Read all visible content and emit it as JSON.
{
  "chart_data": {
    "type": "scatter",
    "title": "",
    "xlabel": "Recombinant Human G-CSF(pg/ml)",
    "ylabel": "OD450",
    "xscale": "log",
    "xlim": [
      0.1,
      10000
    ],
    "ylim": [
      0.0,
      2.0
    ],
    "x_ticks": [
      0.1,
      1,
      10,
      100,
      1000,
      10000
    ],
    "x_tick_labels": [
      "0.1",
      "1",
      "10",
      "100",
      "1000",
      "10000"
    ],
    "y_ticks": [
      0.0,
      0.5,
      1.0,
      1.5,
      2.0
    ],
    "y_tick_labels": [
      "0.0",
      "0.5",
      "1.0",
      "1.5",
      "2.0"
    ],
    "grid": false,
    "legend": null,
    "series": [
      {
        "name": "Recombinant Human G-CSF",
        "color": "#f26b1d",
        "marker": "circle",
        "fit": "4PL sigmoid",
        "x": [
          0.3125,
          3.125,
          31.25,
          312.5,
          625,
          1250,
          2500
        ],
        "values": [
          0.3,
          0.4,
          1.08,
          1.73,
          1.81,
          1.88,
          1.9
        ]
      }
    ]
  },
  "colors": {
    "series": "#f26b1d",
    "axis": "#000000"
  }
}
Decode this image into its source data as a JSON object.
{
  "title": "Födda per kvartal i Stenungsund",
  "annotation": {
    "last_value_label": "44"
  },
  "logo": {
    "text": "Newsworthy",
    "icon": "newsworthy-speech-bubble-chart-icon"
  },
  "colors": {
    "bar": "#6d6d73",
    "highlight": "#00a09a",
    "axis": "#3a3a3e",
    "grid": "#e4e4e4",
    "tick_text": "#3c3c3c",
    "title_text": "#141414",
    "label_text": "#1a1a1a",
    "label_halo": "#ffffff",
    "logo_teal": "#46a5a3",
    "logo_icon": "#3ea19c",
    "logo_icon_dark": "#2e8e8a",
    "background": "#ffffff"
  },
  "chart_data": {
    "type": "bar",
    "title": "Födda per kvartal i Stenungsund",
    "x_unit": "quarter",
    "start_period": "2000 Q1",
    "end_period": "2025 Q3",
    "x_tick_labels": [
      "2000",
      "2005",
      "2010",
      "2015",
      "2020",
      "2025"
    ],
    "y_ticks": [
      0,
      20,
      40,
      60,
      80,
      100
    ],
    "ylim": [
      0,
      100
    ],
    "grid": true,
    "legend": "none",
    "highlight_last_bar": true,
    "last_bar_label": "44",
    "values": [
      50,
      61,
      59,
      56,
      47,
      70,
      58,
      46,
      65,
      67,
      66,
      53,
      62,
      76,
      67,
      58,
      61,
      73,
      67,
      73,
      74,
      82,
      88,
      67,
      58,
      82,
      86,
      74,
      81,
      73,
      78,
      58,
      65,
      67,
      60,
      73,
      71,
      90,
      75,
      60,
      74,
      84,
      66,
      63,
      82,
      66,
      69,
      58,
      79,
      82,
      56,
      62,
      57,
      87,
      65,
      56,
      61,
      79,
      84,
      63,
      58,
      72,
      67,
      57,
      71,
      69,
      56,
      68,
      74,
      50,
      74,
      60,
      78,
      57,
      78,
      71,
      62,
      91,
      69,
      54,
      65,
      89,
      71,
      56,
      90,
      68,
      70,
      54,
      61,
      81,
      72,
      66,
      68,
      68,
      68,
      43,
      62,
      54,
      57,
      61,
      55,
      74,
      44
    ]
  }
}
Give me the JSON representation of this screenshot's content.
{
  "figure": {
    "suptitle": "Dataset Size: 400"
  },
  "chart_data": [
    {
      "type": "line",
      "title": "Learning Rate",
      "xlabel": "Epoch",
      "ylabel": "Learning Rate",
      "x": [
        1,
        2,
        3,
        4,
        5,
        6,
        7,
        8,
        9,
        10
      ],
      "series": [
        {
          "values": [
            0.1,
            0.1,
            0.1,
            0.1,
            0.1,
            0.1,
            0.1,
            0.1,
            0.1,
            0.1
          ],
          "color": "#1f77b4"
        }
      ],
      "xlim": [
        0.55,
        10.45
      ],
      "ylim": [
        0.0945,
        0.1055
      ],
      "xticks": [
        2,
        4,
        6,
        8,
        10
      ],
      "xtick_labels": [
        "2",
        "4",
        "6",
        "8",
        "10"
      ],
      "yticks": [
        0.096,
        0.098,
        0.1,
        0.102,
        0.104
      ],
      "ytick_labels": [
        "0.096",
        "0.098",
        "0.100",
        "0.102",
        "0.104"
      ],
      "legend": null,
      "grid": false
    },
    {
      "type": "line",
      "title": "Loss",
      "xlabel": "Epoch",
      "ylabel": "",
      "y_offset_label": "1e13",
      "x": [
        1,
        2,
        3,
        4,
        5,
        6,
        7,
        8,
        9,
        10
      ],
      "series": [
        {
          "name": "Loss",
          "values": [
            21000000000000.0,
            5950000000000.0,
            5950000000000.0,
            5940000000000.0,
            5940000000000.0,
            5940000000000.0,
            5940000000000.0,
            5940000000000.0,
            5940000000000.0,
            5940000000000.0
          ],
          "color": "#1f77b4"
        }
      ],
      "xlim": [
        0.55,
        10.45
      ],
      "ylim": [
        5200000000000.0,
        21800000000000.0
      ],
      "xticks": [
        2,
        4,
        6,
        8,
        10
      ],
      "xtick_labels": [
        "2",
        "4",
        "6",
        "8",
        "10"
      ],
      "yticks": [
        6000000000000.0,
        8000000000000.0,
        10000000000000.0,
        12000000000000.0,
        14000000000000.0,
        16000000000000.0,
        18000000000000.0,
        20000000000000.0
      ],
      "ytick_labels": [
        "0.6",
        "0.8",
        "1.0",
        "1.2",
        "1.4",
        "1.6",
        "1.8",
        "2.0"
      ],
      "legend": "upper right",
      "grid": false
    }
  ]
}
= = =
Exactly reproduce every record.

▶ [Solution]:
Read all visible content and emit it as JSON.
{
  "chart_data": {
    "type": "scatter",
    "title": "",
    "xlabel": "Recombinant Human G-CSF(pg/ml)",
    "ylabel": "OD450",
    "xscale": "log",
    "xlim": [
      0.1,
      10000
    ],
    "ylim": [
      0.0,
      2.0
    ],
    "x_ticks": [
      0.1,
      1,
      10,
      100,
      1000,
      10000
    ],
    "x_tick_labels": [
      "0.1",
      "1",
      "10",
      "100",
      "1000",
      "10000"
    ],
    "y_ticks": [
      0.0,
      0.5,
      1.0,
      1.5,
      2.0
    ],
    "y_tick_labels": [
      "0.0",
      "0.5",
      "1.0",
      "1.5",
      "2.0"
    ],
    "grid": false,
    "legend": null,
    "series": [
      {
        "name": "Recombinant Human G-CSF",
        "color": "#f26b1d",
        "marker": "circle",
        "fit": "4PL sigmoid",
        "x": [
          0.3125,
          3.125,
          31.25,
          312.5,
          625,
          1250,
          2500
        ],
        "values": [
          0.3,
          0.4,
          1.08,
          1.73,
          1.81,
          1.88,
          1.9
        ]
      }
    ]
  },
  "colors": {
    "series": "#f26b1d",
    "axis": "#000000"
  }
}
Decode this image into its source data as a JSON object.
{
  "title": "Födda per kvartal i Stenungsund",
  "annotation": {
    "last_value_label": "44"
  },
  "logo": {
    "text": "Newsworthy",
    "icon": "newsworthy-speech-bubble-chart-icon"
  },
  "colors": {
    "bar": "#6d6d73",
    "highlight": "#00a09a",
    "axis": "#3a3a3e",
    "grid": "#e4e4e4",
    "tick_text": "#3c3c3c",
    "title_text": "#141414",
    "label_text": "#1a1a1a",
    "label_halo": "#ffffff",
    "logo_teal": "#46a5a3",
    "logo_icon": "#3ea19c",
    "logo_icon_dark": "#2e8e8a",
    "background": "#ffffff"
  },
  "chart_data": {
    "type": "bar",
    "title": "Födda per kvartal i Stenungsund",
    "x_unit": "quarter",
    "start_period": "2000 Q1",
    "end_period": "2025 Q3",
    "x_tick_labels": [
      "2000",
      "2005",
      "2010",
      "2015",
      "2020",
      "2025"
    ],
    "y_ticks": [
      0,
      20,
      40,
      60,
      80,
      100
    ],
    "ylim": [
      0,
      100
    ],
    "grid": true,
    "legend": "none",
    "highlight_last_bar": true,
    "last_bar_label": "44",
    "values": [
      50,
      61,
      59,
      56,
      47,
      70,
      58,
      46,
      65,
      67,
      66,
      53,
      62,
      76,
      67,
      58,
      61,
      73,
      67,
      73,
      74,
      82,
      88,
      67,
      58,
      82,
      86,
      74,
      81,
      73,
      78,
      58,
      65,
      67,
      60,
      73,
      71,
      90,
      75,
      60,
      74,
      84,
      66,
      63,
      82,
      66,
      69,
      58,
      79,
      82,
      56,
      62,
      57,
      87,
      65,
      56,
      61,
      79,
      84,
      63,
      58,
      72,
      67,
      57,
      71,
      69,
      56,
      68,
      74,
      50,
      74,
      60,
      78,
      57,
      78,
      71,
      62,
      91,
      69,
      54,
      65,
      89,
      71,
      56,
      90,
      68,
      70,
      54,
      61,
      81,
      72,
      66,
      68,
      68,
      68,
      43,
      62,
      54,
      57,
      61,
      55,
      74,
      44
    ]
  }
}
Give me the JSON representation of this screenshot's content.
{
  "figure": {
    "suptitle": "Dataset Size: 400"
  },
  "chart_data": [
    {
      "type": "line",
      "title": "Learning Rate",
      "xlabel": "Epoch",
      "ylabel": "Learning Rate",
      "x": [
        1,
        2,
        3,
        4,
        5,
        6,
        7,
        8,
        9,
        10
      ],
      "series": [
        {
          "values": [
            0.1,
            0.1,
            0.1,
            0.1,
            0.1,
            0.1,
            0.1,
            0.1,
            0.1,
            0.1
          ],
          "color": "#1f77b4"
        }
      ],
      "xlim": [
        0.55,
        10.45
      ],
      "ylim": [
        0.0945,
        0.1055
      ],
      "xticks": [
        2,
        4,
        6,
        8,
        10
      ],
      "xtick_labels": [
        "2",
        "4",
        "6",
        "8",
        "10"
      ],
      "yticks": [
        0.096,
        0.098,
        0.1,
        0.102,
        0.104
      ],
      "ytick_labels": [
        "0.096",
        "0.098",
        "0.100",
        "0.102",
        "0.104"
      ],
      "legend": null,
      "grid": false
    },
    {
      "type": "line",
      "title": "Loss",
      "xlabel": "Epoch",
      "ylabel": "",
      "y_offset_label": "1e13",
      "x": [
        1,
        2,
        3,
        4,
        5,
        6,
        7,
        8,
        9,
        10
      ],
      "series": [
        {
          "name": "Loss",
          "values": [
            21000000000000.0,
            5950000000000.0,
            5950000000000.0,
            5940000000000.0,
            5940000000000.0,
            5940000000000.0,
            5940000000000.0,
            5940000000000.0,
            5940000000000.0,
            5940000000000.0
          ],
          "color": "#1f77b4"
        }
      ],
      "xlim": [
        0.55,
        10.45
      ],
      "ylim": [
        5200000000000.0,
        21800000000000.0
      ],
      "xticks": [
        2,
        4,
        6,
        8,
        10
      ],
      "xtick_labels": [
        "2",
        "4",
        "6",
        "8",
        "10"
      ],
      "yticks": [
        6000000000000.0,
        8000000000000.0,
        10000000000000.0,
        12000000000000.0,
        14000000000000.0,
        16000000000000.0,
        18000000000000.0,
        20000000000000.0
      ],
      "ytick_labels": [
        "0.6",
        "0.8",
        "1.0",
        "1.2",
        "1.4",
        "1.6",
        "1.8",
        "2.0"
      ],
      "legend": "upper right",
      "grid": false
    }
  ]
}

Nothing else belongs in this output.